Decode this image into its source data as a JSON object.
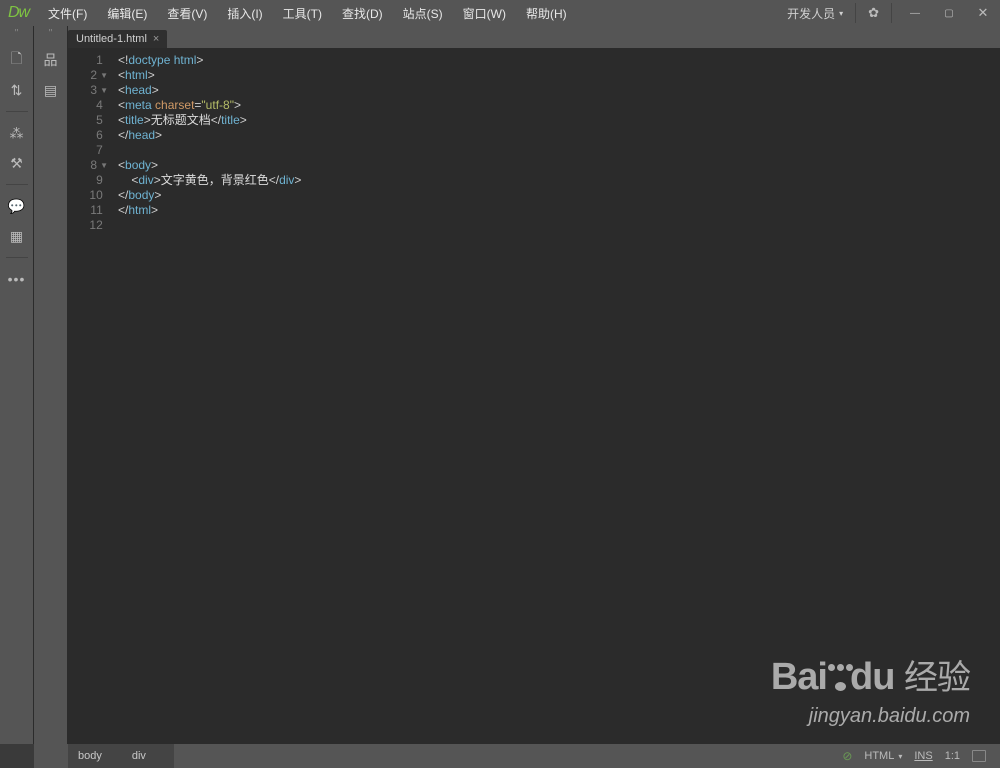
{
  "titlebar": {
    "logo": "Dw",
    "menus": [
      "文件(F)",
      "编辑(E)",
      "查看(V)",
      "插入(I)",
      "工具(T)",
      "查找(D)",
      "站点(S)",
      "窗口(W)",
      "帮助(H)"
    ],
    "workspace": "开发人员"
  },
  "tabs": {
    "active": "Untitled-1.html"
  },
  "code": {
    "lines": [
      {
        "n": "1",
        "fold": "",
        "tokens": [
          {
            "c": "t-punc",
            "t": "<!"
          },
          {
            "c": "t-doctype",
            "t": "doctype html"
          },
          {
            "c": "t-punc",
            "t": ">"
          }
        ]
      },
      {
        "n": "2",
        "fold": "▼",
        "tokens": [
          {
            "c": "t-punc",
            "t": "<"
          },
          {
            "c": "t-tag",
            "t": "html"
          },
          {
            "c": "t-punc",
            "t": ">"
          }
        ]
      },
      {
        "n": "3",
        "fold": "▼",
        "tokens": [
          {
            "c": "t-punc",
            "t": "<"
          },
          {
            "c": "t-tag",
            "t": "head"
          },
          {
            "c": "t-punc",
            "t": ">"
          }
        ]
      },
      {
        "n": "4",
        "fold": "",
        "tokens": [
          {
            "c": "t-punc",
            "t": "<"
          },
          {
            "c": "t-tag",
            "t": "meta"
          },
          {
            "c": "t-text",
            "t": " "
          },
          {
            "c": "t-attr",
            "t": "charset"
          },
          {
            "c": "t-punc",
            "t": "="
          },
          {
            "c": "t-string",
            "t": "\"utf-8\""
          },
          {
            "c": "t-punc",
            "t": ">"
          }
        ]
      },
      {
        "n": "5",
        "fold": "",
        "tokens": [
          {
            "c": "t-punc",
            "t": "<"
          },
          {
            "c": "t-tag",
            "t": "title"
          },
          {
            "c": "t-punc",
            "t": ">"
          },
          {
            "c": "t-text",
            "t": "无标题文档"
          },
          {
            "c": "t-punc",
            "t": "</"
          },
          {
            "c": "t-tag",
            "t": "title"
          },
          {
            "c": "t-punc",
            "t": ">"
          }
        ]
      },
      {
        "n": "6",
        "fold": "",
        "tokens": [
          {
            "c": "t-punc",
            "t": "</"
          },
          {
            "c": "t-tag",
            "t": "head"
          },
          {
            "c": "t-punc",
            "t": ">"
          }
        ]
      },
      {
        "n": "7",
        "fold": "",
        "tokens": []
      },
      {
        "n": "8",
        "fold": "▼",
        "tokens": [
          {
            "c": "t-punc",
            "t": "<"
          },
          {
            "c": "t-tag",
            "t": "body"
          },
          {
            "c": "t-punc",
            "t": ">"
          }
        ]
      },
      {
        "n": "9",
        "fold": "",
        "tokens": [
          {
            "c": "t-text",
            "t": "    "
          },
          {
            "c": "t-punc",
            "t": "<"
          },
          {
            "c": "t-tag",
            "t": "div"
          },
          {
            "c": "t-punc",
            "t": ">"
          },
          {
            "c": "t-text",
            "t": "文字黄色，背景红色"
          },
          {
            "c": "t-punc",
            "t": "</"
          },
          {
            "c": "t-tag",
            "t": "div"
          },
          {
            "c": "t-punc",
            "t": ">"
          }
        ]
      },
      {
        "n": "10",
        "fold": "",
        "tokens": [
          {
            "c": "t-punc",
            "t": "</"
          },
          {
            "c": "t-tag",
            "t": "body"
          },
          {
            "c": "t-punc",
            "t": ">"
          }
        ]
      },
      {
        "n": "11",
        "fold": "",
        "tokens": [
          {
            "c": "t-punc",
            "t": "</"
          },
          {
            "c": "t-tag",
            "t": "html"
          },
          {
            "c": "t-punc",
            "t": ">"
          }
        ]
      },
      {
        "n": "12",
        "fold": "",
        "tokens": []
      }
    ]
  },
  "status": {
    "breadcrumbs": [
      "body",
      "div"
    ],
    "lang": "HTML",
    "mode": "INS",
    "pos": "1:1"
  },
  "watermark": {
    "brand": "Bai",
    "du": "du",
    "cn": "经验",
    "sub": "jingyan.baidu.com"
  }
}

- Stated problem -
Do not include images; quote all of the entries above exactly.

- Result for this task -
Decode this image into its source data as a JSON object.
{
  "titlebar": {
    "logo": "Dw",
    "menus": [
      "文件(F)",
      "编辑(E)",
      "查看(V)",
      "插入(I)",
      "工具(T)",
      "查找(D)",
      "站点(S)",
      "窗口(W)",
      "帮助(H)"
    ],
    "workspace": "开发人员"
  },
  "tabs": {
    "active": "Untitled-1.html"
  },
  "code": {
    "lines": [
      {
        "n": "1",
        "fold": "",
        "tokens": [
          {
            "c": "t-punc",
            "t": "<!"
          },
          {
            "c": "t-doctype",
            "t": "doctype html"
          },
          {
            "c": "t-punc",
            "t": ">"
          }
        ]
      },
      {
        "n": "2",
        "fold": "▼",
        "tokens": [
          {
            "c": "t-punc",
            "t": "<"
          },
          {
            "c": "t-tag",
            "t": "html"
          },
          {
            "c": "t-punc",
            "t": ">"
          }
        ]
      },
      {
        "n": "3",
        "fold": "▼",
        "tokens": [
          {
            "c": "t-punc",
            "t": "<"
          },
          {
            "c": "t-tag",
            "t": "head"
          },
          {
            "c": "t-punc",
            "t": ">"
          }
        ]
      },
      {
        "n": "4",
        "fold": "",
        "tokens": [
          {
            "c": "t-punc",
            "t": "<"
          },
          {
            "c": "t-tag",
            "t": "meta"
          },
          {
            "c": "t-text",
            "t": " "
          },
          {
            "c": "t-attr",
            "t": "charset"
          },
          {
            "c": "t-punc",
            "t": "="
          },
          {
            "c": "t-string",
            "t": "\"utf-8\""
          },
          {
            "c": "t-punc",
            "t": ">"
          }
        ]
      },
      {
        "n": "5",
        "fold": "",
        "tokens": [
          {
            "c": "t-punc",
            "t": "<"
          },
          {
            "c": "t-tag",
            "t": "title"
          },
          {
            "c": "t-punc",
            "t": ">"
          },
          {
            "c": "t-text",
            "t": "无标题文档"
          },
          {
            "c": "t-punc",
            "t": "</"
          },
          {
            "c": "t-tag",
            "t": "title"
          },
          {
            "c": "t-punc",
            "t": ">"
          }
        ]
      },
      {
        "n": "6",
        "fold": "",
        "tokens": [
          {
            "c": "t-punc",
            "t": "</"
          },
          {
            "c": "t-tag",
            "t": "head"
          },
          {
            "c": "t-punc",
            "t": ">"
          }
        ]
      },
      {
        "n": "7",
        "fold": "",
        "tokens": []
      },
      {
        "n": "8",
        "fold": "▼",
        "tokens": [
          {
            "c": "t-punc",
            "t": "<"
          },
          {
            "c": "t-tag",
            "t": "body"
          },
          {
            "c": "t-punc",
            "t": ">"
          }
        ]
      },
      {
        "n": "9",
        "fold": "",
        "tokens": [
          {
            "c": "t-text",
            "t": "    "
          },
          {
            "c": "t-punc",
            "t": "<"
          },
          {
            "c": "t-tag",
            "t": "div"
          },
          {
            "c": "t-punc",
            "t": ">"
          },
          {
            "c": "t-text",
            "t": "文字黄色，背景红色"
          },
          {
            "c": "t-punc",
            "t": "</"
          },
          {
            "c": "t-tag",
            "t": "div"
          },
          {
            "c": "t-punc",
            "t": ">"
          }
        ]
      },
      {
        "n": "10",
        "fold": "",
        "tokens": [
          {
            "c": "t-punc",
            "t": "</"
          },
          {
            "c": "t-tag",
            "t": "body"
          },
          {
            "c": "t-punc",
            "t": ">"
          }
        ]
      },
      {
        "n": "11",
        "fold": "",
        "tokens": [
          {
            "c": "t-punc",
            "t": "</"
          },
          {
            "c": "t-tag",
            "t": "html"
          },
          {
            "c": "t-punc",
            "t": ">"
          }
        ]
      },
      {
        "n": "12",
        "fold": "",
        "tokens": []
      }
    ]
  },
  "status": {
    "breadcrumbs": [
      "body",
      "div"
    ],
    "lang": "HTML",
    "mode": "INS",
    "pos": "1:1"
  },
  "watermark": {
    "brand": "Bai",
    "du": "du",
    "cn": "经验",
    "sub": "jingyan.baidu.com"
  }
}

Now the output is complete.